What to produce :: Gather the lines that hold the string "permiten".
-*-
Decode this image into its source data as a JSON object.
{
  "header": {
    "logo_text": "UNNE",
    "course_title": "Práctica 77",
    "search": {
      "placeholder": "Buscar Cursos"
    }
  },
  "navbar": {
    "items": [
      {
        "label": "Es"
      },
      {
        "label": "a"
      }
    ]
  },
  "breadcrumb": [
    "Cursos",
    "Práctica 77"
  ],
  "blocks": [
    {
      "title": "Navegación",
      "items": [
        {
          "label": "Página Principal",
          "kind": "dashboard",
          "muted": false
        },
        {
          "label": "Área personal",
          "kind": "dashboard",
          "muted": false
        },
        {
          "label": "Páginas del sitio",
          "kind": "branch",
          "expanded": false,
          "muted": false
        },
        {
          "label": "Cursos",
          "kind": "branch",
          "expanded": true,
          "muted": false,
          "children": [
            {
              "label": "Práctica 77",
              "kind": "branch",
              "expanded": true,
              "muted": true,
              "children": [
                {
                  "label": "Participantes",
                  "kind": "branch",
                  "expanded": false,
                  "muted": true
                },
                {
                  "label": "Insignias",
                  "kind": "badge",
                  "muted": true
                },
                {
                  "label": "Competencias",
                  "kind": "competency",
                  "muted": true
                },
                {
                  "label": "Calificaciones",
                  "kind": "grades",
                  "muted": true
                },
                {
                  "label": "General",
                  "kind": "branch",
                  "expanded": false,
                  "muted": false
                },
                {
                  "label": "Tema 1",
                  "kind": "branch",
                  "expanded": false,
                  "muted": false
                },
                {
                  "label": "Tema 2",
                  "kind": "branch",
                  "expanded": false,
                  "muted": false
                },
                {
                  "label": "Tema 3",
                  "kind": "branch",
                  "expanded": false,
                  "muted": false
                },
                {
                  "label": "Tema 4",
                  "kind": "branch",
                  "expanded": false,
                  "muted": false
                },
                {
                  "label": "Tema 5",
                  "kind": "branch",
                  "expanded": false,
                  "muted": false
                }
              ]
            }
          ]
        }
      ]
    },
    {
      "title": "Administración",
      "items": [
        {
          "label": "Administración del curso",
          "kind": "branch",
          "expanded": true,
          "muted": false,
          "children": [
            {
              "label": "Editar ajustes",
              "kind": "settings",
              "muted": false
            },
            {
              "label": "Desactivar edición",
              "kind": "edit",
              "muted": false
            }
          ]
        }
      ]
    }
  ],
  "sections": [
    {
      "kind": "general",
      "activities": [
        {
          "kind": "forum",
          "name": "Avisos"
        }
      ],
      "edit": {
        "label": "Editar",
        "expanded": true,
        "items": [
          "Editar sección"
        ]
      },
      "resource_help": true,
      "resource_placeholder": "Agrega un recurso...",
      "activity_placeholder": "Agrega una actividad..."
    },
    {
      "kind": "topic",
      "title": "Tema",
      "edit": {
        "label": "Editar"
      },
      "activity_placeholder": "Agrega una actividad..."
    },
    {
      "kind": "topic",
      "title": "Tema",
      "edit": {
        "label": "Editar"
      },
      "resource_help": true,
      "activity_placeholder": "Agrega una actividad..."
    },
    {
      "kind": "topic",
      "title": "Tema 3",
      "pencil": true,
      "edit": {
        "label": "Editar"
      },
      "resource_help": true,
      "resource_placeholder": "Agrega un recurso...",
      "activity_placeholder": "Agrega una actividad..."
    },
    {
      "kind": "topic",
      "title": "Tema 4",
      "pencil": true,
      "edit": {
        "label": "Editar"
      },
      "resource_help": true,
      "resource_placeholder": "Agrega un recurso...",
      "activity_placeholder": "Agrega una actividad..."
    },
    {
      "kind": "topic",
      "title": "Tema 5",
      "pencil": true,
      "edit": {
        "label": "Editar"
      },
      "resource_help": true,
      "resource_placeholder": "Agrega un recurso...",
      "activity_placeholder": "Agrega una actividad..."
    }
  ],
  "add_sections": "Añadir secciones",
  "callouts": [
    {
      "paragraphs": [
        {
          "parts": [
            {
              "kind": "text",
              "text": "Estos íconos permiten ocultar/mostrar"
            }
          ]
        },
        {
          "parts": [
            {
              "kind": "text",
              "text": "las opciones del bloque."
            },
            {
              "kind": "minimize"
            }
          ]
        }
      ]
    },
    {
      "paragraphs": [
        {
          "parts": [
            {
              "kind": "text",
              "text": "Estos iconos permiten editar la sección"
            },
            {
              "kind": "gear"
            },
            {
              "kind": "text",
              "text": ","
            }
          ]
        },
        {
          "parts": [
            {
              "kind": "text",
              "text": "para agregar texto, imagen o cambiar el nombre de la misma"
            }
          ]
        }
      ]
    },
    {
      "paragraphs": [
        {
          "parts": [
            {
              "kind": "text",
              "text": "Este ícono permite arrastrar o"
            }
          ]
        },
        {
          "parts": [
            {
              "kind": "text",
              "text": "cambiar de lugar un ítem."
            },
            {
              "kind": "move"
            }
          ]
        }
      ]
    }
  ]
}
-*-
Completed exercise ::
              "text": "Estos íconos permiten ocultar/mostrar"
              "text": "Estos iconos permiten editar la sección"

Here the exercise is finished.